** Start of DATA PROVIDED **
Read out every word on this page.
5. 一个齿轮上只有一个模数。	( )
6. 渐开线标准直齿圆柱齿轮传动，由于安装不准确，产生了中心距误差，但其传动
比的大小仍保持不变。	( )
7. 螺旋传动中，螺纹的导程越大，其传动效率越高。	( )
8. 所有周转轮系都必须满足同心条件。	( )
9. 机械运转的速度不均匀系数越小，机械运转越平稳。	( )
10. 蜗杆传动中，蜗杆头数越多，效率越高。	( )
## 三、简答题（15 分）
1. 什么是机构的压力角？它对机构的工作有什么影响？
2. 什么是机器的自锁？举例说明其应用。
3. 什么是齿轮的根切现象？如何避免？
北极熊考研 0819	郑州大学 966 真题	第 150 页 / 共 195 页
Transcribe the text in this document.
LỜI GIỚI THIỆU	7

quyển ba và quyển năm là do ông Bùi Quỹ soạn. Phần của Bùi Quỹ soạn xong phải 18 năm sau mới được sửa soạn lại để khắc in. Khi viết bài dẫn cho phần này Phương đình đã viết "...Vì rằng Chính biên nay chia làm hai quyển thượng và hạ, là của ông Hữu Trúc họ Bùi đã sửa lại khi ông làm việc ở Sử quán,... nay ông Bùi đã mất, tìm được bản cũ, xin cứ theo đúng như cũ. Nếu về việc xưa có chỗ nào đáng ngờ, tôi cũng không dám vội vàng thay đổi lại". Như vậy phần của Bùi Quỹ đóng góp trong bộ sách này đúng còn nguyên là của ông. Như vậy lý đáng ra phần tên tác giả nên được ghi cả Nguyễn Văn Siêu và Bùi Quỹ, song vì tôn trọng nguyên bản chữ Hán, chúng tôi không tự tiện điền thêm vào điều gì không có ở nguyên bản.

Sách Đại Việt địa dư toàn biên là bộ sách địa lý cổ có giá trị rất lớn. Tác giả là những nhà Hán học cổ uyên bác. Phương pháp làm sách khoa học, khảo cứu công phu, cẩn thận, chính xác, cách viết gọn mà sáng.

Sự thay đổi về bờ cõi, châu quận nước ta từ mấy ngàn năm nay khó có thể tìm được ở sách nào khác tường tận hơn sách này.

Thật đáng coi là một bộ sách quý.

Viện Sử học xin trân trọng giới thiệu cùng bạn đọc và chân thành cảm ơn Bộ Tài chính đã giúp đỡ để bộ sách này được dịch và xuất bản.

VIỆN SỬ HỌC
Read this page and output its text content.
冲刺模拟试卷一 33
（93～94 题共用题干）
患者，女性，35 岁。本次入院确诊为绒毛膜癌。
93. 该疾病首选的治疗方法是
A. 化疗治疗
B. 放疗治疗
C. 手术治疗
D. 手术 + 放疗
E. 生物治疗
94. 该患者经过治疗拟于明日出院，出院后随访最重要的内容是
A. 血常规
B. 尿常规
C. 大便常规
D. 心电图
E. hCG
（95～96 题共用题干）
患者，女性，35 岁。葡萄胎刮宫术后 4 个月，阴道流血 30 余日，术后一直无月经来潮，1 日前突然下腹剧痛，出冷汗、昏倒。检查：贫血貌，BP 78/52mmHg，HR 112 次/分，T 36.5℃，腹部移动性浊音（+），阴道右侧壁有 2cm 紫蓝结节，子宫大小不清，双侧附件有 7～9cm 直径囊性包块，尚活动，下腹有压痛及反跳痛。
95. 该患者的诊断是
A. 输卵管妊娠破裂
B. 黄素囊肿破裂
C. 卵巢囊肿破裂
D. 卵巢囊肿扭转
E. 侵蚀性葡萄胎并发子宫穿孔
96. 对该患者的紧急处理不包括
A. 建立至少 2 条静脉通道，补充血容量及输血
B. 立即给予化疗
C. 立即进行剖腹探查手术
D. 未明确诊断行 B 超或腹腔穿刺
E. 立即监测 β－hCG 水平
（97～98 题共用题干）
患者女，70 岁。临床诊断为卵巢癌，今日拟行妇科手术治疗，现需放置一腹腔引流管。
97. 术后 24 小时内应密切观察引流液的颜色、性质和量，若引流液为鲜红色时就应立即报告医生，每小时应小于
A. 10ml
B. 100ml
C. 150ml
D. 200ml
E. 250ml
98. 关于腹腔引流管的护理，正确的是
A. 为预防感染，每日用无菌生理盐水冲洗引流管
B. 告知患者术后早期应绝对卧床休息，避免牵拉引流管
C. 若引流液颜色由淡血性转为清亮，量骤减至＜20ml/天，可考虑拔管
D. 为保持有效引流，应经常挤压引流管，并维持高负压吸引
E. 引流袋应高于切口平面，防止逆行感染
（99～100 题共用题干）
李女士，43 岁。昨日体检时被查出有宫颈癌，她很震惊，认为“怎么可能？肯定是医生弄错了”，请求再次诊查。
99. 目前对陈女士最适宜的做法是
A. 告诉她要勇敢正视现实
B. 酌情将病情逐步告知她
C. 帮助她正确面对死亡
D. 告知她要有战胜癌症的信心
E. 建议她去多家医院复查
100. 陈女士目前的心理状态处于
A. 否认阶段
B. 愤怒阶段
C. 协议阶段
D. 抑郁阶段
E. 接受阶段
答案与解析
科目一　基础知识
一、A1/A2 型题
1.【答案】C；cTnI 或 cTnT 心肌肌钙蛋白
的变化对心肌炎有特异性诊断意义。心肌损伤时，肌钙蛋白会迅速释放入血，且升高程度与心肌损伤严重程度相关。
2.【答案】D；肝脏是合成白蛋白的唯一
** End of DATA PROVIDED **
[SET PROBLEM]: Take every line that includes the string "题共用题干" and copy it.

[RIGHT ANSWER]:
（93～94 题共用题干）
（95～96 题共用题干）
（97～98 题共用题干）
（99～100 题共用题干）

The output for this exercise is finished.